> _REQUIRED WORK_: Write every line out verbatim and omit the pictures.

+++ SUPPLIED RECORDS +++

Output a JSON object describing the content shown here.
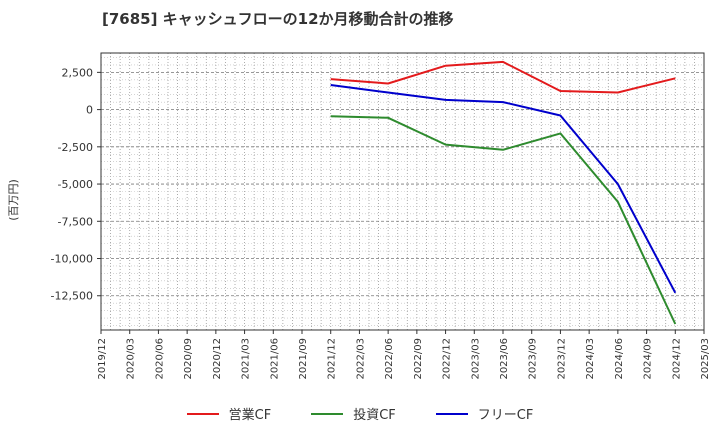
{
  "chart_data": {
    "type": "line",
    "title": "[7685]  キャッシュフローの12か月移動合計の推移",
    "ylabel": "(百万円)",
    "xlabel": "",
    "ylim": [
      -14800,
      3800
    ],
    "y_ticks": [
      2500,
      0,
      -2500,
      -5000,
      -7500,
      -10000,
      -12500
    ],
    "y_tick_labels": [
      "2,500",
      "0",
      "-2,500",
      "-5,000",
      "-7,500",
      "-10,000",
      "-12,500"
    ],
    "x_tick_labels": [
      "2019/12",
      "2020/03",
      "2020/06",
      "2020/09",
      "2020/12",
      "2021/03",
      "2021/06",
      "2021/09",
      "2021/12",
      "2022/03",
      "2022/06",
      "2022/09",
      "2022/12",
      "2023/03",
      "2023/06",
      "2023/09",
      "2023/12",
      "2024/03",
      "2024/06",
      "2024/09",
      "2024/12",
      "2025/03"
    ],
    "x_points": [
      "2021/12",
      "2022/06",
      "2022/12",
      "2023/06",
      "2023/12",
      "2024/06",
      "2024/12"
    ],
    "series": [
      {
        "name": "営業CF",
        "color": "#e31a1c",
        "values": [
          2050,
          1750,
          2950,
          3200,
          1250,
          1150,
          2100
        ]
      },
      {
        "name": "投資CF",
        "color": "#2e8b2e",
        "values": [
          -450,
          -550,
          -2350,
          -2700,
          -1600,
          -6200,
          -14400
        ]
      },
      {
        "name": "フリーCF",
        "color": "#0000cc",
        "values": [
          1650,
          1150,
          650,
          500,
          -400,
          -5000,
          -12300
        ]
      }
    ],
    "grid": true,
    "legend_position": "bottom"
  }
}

+++

> _WRITTEN SOLUTION_:
Output a JSON object describing the content shown here.
{
  "chart_data": {
    "type": "line",
    "title": "[7685]  キャッシュフローの12か月移動合計の推移",
    "ylabel": "(百万円)",
    "xlabel": "",
    "ylim": [
      -14800,
      3800
    ],
    "y_ticks": [
      2500,
      0,
      -2500,
      -5000,
      -7500,
      -10000,
      -12500
    ],
    "y_tick_labels": [
      "2,500",
      "0",
      "-2,500",
      "-5,000",
      "-7,500",
      "-10,000",
      "-12,500"
    ],
    "x_tick_labels": [
      "2019/12",
      "2020/03",
      "2020/06",
      "2020/09",
      "2020/12",
      "2021/03",
      "2021/06",
      "2021/09",
      "2021/12",
      "2022/03",
      "2022/06",
      "2022/09",
      "2022/12",
      "2023/03",
      "2023/06",
      "2023/09",
      "2023/12",
      "2024/03",
      "2024/06",
      "2024/09",
      "2024/12",
      "2025/03"
    ],
    "x_points": [
      "2021/12",
      "2022/06",
      "2022/12",
      "2023/06",
      "2023/12",
      "2024/06",
      "2024/12"
    ],
    "series": [
      {
        "name": "営業CF",
        "color": "#e31a1c",
        "values": [
          2050,
          1750,
          2950,
          3200,
          1250,
          1150,
          2100
        ]
      },
      {
        "name": "投資CF",
        "color": "#2e8b2e",
        "values": [
          -450,
          -550,
          -2350,
          -2700,
          -1600,
          -6200,
          -14400
        ]
      },
      {
        "name": "フリーCF",
        "color": "#0000cc",
        "values": [
          1650,
          1150,
          650,
          500,
          -400,
          -5000,
          -12300
        ]
      }
    ],
    "grid": true,
    "legend_position": "bottom"
  }
}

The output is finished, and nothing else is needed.